What you are asked to do:
State the number of lines that include the string "JSON", and write nothing else.
══ Given entries ══
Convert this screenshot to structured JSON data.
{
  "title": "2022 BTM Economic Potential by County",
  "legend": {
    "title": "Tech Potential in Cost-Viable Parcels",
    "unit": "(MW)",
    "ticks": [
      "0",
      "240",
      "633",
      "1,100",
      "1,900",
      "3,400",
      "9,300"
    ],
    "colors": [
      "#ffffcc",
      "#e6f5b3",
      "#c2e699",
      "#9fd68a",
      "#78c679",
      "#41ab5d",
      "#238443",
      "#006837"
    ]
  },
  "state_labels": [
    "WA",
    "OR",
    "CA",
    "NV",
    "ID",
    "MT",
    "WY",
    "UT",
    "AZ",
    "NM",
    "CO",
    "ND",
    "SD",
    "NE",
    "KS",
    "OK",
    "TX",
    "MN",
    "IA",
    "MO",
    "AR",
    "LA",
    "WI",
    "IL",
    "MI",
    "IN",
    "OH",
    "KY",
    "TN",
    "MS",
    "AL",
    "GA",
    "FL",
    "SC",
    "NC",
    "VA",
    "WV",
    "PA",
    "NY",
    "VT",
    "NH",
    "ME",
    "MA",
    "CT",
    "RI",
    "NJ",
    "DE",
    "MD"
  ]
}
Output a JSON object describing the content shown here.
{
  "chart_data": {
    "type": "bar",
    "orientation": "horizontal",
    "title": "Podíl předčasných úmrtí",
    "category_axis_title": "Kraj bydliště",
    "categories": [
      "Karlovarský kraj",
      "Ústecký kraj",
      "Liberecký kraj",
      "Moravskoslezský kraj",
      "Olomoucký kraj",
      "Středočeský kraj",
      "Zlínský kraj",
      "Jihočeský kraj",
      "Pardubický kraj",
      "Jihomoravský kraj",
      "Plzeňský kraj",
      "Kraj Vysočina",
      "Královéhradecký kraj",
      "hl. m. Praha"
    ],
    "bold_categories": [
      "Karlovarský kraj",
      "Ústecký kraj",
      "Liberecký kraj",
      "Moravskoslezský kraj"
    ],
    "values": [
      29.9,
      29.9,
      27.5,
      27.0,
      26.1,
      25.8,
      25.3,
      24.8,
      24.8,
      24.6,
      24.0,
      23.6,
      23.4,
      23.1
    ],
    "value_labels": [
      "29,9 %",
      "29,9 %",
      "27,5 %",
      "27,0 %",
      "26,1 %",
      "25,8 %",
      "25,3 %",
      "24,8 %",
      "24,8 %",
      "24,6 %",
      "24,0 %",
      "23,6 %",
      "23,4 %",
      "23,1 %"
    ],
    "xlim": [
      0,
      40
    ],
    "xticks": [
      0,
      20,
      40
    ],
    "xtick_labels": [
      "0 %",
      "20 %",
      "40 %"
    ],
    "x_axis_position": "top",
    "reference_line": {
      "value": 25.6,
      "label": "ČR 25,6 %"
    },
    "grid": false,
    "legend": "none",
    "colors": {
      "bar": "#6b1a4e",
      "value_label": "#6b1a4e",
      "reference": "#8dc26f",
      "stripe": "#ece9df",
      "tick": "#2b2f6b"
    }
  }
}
═══
Right answer:
2